THE EXERCISE:
Retype the material that follows, keeping every word as it is.

Rows from a figure dataset
◇ ◇ ◇ ◇ ◇ ◇ ◇
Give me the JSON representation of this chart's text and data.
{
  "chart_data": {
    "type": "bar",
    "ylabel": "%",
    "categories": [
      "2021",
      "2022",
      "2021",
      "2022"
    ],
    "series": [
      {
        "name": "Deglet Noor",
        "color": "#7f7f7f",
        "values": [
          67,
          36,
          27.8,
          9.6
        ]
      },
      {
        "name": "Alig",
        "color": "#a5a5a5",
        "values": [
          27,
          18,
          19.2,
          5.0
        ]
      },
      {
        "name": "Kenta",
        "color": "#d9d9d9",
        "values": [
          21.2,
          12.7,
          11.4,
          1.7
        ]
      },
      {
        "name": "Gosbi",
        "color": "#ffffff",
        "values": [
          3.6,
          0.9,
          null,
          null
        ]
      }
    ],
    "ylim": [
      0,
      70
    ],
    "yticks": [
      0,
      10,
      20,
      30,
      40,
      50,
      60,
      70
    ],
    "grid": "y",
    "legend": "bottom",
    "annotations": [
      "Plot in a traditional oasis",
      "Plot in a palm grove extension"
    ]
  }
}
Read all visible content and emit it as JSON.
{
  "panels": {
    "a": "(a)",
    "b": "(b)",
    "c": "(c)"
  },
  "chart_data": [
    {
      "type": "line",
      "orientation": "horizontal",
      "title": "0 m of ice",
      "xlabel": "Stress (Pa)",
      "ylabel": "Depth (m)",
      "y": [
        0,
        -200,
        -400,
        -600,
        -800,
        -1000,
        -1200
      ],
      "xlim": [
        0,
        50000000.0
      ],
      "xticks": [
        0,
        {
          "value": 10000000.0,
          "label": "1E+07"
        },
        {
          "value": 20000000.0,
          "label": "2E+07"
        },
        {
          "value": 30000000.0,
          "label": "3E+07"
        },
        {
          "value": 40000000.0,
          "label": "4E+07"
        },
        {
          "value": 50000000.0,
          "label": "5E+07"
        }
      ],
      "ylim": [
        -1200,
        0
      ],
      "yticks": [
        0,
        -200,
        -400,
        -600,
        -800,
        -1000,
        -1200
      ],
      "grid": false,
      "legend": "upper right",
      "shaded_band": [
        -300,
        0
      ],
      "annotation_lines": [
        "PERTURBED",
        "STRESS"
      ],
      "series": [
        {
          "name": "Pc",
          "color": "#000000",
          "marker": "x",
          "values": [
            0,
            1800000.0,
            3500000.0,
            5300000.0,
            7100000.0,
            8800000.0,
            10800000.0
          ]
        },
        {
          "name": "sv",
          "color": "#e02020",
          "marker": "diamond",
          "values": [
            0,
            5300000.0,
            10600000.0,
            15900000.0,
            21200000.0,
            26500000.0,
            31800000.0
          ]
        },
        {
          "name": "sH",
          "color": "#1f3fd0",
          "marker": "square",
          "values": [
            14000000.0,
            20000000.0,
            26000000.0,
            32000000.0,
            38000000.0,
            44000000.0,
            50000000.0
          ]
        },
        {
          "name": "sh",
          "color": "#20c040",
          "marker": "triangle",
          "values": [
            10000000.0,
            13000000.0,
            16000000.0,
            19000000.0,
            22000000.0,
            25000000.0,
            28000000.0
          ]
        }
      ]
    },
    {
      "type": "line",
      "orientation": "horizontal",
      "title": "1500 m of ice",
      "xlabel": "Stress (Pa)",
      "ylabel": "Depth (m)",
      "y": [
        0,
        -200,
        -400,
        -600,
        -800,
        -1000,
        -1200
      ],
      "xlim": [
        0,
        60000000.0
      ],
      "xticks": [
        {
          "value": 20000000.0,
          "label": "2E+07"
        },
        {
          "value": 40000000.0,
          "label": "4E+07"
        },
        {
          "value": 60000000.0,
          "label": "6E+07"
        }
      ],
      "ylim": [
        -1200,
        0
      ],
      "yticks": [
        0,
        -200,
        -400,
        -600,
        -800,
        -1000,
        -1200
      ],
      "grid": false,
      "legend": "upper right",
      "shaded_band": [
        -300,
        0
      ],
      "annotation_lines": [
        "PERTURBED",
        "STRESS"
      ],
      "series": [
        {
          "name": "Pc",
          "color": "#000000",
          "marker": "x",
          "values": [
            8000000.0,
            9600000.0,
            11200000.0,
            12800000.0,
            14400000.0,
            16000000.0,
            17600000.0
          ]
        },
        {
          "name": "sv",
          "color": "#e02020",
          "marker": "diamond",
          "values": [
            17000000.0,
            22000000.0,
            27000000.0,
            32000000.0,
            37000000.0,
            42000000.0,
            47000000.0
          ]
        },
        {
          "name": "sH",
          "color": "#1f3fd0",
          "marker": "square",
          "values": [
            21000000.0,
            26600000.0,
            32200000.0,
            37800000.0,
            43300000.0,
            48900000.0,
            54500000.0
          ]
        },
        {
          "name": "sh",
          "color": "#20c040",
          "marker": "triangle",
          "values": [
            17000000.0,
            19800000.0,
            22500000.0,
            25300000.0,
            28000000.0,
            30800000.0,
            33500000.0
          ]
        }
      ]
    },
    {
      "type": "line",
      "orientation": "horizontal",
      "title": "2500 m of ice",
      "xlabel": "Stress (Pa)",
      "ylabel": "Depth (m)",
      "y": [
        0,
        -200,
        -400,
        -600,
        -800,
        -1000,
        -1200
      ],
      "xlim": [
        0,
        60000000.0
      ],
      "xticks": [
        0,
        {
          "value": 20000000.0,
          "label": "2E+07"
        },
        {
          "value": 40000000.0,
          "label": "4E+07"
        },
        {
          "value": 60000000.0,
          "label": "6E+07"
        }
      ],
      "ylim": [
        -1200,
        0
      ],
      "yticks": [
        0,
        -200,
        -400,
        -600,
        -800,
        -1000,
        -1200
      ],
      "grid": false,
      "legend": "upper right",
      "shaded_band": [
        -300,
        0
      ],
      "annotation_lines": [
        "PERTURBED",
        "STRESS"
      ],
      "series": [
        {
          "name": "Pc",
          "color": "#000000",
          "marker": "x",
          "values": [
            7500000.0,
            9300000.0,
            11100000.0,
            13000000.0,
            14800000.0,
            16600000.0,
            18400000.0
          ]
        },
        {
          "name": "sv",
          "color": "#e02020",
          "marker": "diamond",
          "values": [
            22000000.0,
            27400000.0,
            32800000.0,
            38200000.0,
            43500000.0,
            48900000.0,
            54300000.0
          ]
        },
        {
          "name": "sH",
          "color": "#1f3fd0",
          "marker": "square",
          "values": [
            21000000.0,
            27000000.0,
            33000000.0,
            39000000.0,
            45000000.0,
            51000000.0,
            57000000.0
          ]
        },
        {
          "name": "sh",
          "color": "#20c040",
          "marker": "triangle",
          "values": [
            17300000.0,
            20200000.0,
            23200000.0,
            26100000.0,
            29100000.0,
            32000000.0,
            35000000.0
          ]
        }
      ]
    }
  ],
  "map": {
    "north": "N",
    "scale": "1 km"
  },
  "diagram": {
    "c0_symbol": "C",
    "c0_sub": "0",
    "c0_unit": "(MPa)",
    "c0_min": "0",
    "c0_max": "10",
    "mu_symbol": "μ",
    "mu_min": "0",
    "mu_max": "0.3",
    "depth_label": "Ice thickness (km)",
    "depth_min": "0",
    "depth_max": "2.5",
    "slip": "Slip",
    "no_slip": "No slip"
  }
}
◇ ◇ ◇ ◇ ◇ ◇ ◇
PROBLEM SOLUTION:
Give me the JSON representation of this chart's text and data.
{
  "chart_data": {
    "type": "bar",
    "ylabel": "%",
    "categories": [
      "2021",
      "2022",
      "2021",
      "2022"
    ],
    "series": [
      {
        "name": "Deglet Noor",
        "color": "#7f7f7f",
        "values": [
          67,
          36,
          27.8,
          9.6
        ]
      },
      {
        "name": "Alig",
        "color": "#a5a5a5",
        "values": [
          27,
          18,
          19.2,
          5.0
        ]
      },
      {
        "name": "Kenta",
        "color": "#d9d9d9",
        "values": [
          21.2,
          12.7,
          11.4,
          1.7
        ]
      },
      {
        "name": "Gosbi",
        "color": "#ffffff",
        "values": [
          3.6,
          0.9,
          null,
          null
        ]
      }
    ],
    "ylim": [
      0,
      70
    ],
    "yticks": [
      0,
      10,
      20,
      30,
      40,
      50,
      60,
      70
    ],
    "grid": "y",
    "legend": "bottom",
    "annotations": [
      "Plot in a traditional oasis",
      "Plot in a palm grove extension"
    ]
  }
}
Read all visible content and emit it as JSON.
{
  "panels": {
    "a": "(a)",
    "b": "(b)",
    "c": "(c)"
  },
  "chart_data": [
    {
      "type": "line",
      "orientation": "horizontal",
      "title": "0 m of ice",
      "xlabel": "Stress (Pa)",
      "ylabel": "Depth (m)",
      "y": [
        0,
        -200,
        -400,
        -600,
        -800,
        -1000,
        -1200
      ],
      "xlim": [
        0,
        50000000.0
      ],
      "xticks": [
        0,
        {
          "value": 10000000.0,
          "label": "1E+07"
        },
        {
          "value": 20000000.0,
          "label": "2E+07"
        },
        {
          "value": 30000000.0,
          "label": "3E+07"
        },
        {
          "value": 40000000.0,
          "label": "4E+07"
        },
        {
          "value": 50000000.0,
          "label": "5E+07"
        }
      ],
      "ylim": [
        -1200,
        0
      ],
      "yticks": [
        0,
        -200,
        -400,
        -600,
        -800,
        -1000,
        -1200
      ],
      "grid": false,
      "legend": "upper right",
      "shaded_band": [
        -300,
        0
      ],
      "annotation_lines": [
        "PERTURBED",
        "STRESS"
      ],
      "series": [
        {
          "name": "Pc",
          "color": "#000000",
          "marker": "x",
          "values": [
            0,
            1800000.0,
            3500000.0,
            5300000.0,
            7100000.0,
            8800000.0,
            10800000.0
          ]
        },
        {
          "name": "sv",
          "color": "#e02020",
          "marker": "diamond",
          "values": [
            0,
            5300000.0,
            10600000.0,
            15900000.0,
            21200000.0,
            26500000.0,
            31800000.0
          ]
        },
        {
          "name": "sH",
          "color": "#1f3fd0",
          "marker": "square",
          "values": [
            14000000.0,
            20000000.0,
            26000000.0,
            32000000.0,
            38000000.0,
            44000000.0,
            50000000.0
          ]
        },
        {
          "name": "sh",
          "color": "#20c040",
          "marker": "triangle",
          "values": [
            10000000.0,
            13000000.0,
            16000000.0,
            19000000.0,
            22000000.0,
            25000000.0,
            28000000.0
          ]
        }
      ]
    },
    {
      "type": "line",
      "orientation": "horizontal",
      "title": "1500 m of ice",
      "xlabel": "Stress (Pa)",
      "ylabel": "Depth (m)",
      "y": [
        0,
        -200,
        -400,
        -600,
        -800,
        -1000,
        -1200
      ],
      "xlim": [
        0,
        60000000.0
      ],
      "xticks": [
        {
          "value": 20000000.0,
          "label": "2E+07"
        },
        {
          "value": 40000000.0,
          "label": "4E+07"
        },
        {
          "value": 60000000.0,
          "label": "6E+07"
        }
      ],
      "ylim": [
        -1200,
        0
      ],
      "yticks": [
        0,
        -200,
        -400,
        -600,
        -800,
        -1000,
        -1200
      ],
      "grid": false,
      "legend": "upper right",
      "shaded_band": [
        -300,
        0
      ],
      "annotation_lines": [
        "PERTURBED",
        "STRESS"
      ],
      "series": [
        {
          "name": "Pc",
          "color": "#000000",
          "marker": "x",
          "values": [
            8000000.0,
            9600000.0,
            11200000.0,
            12800000.0,
            14400000.0,
            16000000.0,
            17600000.0
          ]
        },
        {
          "name": "sv",
          "color": "#e02020",
          "marker": "diamond",
          "values": [
            17000000.0,
            22000000.0,
            27000000.0,
            32000000.0,
            37000000.0,
            42000000.0,
            47000000.0
          ]
        },
        {
          "name": "sH",
          "color": "#1f3fd0",
          "marker": "square",
          "values": [
            21000000.0,
            26600000.0,
            32200000.0,
            37800000.0,
            43300000.0,
            48900000.0,
            54500000.0
          ]
        },
        {
          "name": "sh",
          "color": "#20c040",
          "marker": "triangle",
          "values": [
            17000000.0,
            19800000.0,
            22500000.0,
            25300000.0,
            28000000.0,
            30800000.0,
            33500000.0
          ]
        }
      ]
    },
    {
      "type": "line",
      "orientation": "horizontal",
      "title": "2500 m of ice",
      "xlabel": "Stress (Pa)",
      "ylabel": "Depth (m)",
      "y": [
        0,
        -200,
        -400,
        -600,
        -800,
        -1000,
        -1200
      ],
      "xlim": [
        0,
        60000000.0
      ],
      "xticks": [
        0,
        {
          "value": 20000000.0,
          "label": "2E+07"
        },
        {
          "value": 40000000.0,
          "label": "4E+07"
        },
        {
          "value": 60000000.0,
          "label": "6E+07"
        }
      ],
      "ylim": [
        -1200,
        0
      ],
      "yticks": [
        0,
        -200,
        -400,
        -600,
        -800,
        -1000,
        -1200
      ],
      "grid": false,
      "legend": "upper right",
      "shaded_band": [
        -300,
        0
      ],
      "annotation_lines": [
        "PERTURBED",
        "STRESS"
      ],
      "series": [
        {
          "name": "Pc",
          "color": "#000000",
          "marker": "x",
          "values": [
            7500000.0,
            9300000.0,
            11100000.0,
            13000000.0,
            14800000.0,
            16600000.0,
            18400000.0
          ]
        },
        {
          "name": "sv",
          "color": "#e02020",
          "marker": "diamond",
          "values": [
            22000000.0,
            27400000.0,
            32800000.0,
            38200000.0,
            43500000.0,
            48900000.0,
            54300000.0
          ]
        },
        {
          "name": "sH",
          "color": "#1f3fd0",
          "marker": "square",
          "values": [
            21000000.0,
            27000000.0,
            33000000.0,
            39000000.0,
            45000000.0,
            51000000.0,
            57000000.0
          ]
        },
        {
          "name": "sh",
          "color": "#20c040",
          "marker": "triangle",
          "values": [
            17300000.0,
            20200000.0,
            23200000.0,
            26100000.0,
            29100000.0,
            32000000.0,
            35000000.0
          ]
        }
      ]
    }
  ],
  "map": {
    "north": "N",
    "scale": "1 km"
  },
  "diagram": {
    "c0_symbol": "C",
    "c0_sub": "0",
    "c0_unit": "(MPa)",
    "c0_min": "0",
    "c0_max": "10",
    "mu_symbol": "μ",
    "mu_min": "0",
    "mu_max": "0.3",
    "depth_label": "Ice thickness (km)",
    "depth_min": "0",
    "depth_max": "2.5",
    "slip": "Slip",
    "no_slip": "No slip"
  }
}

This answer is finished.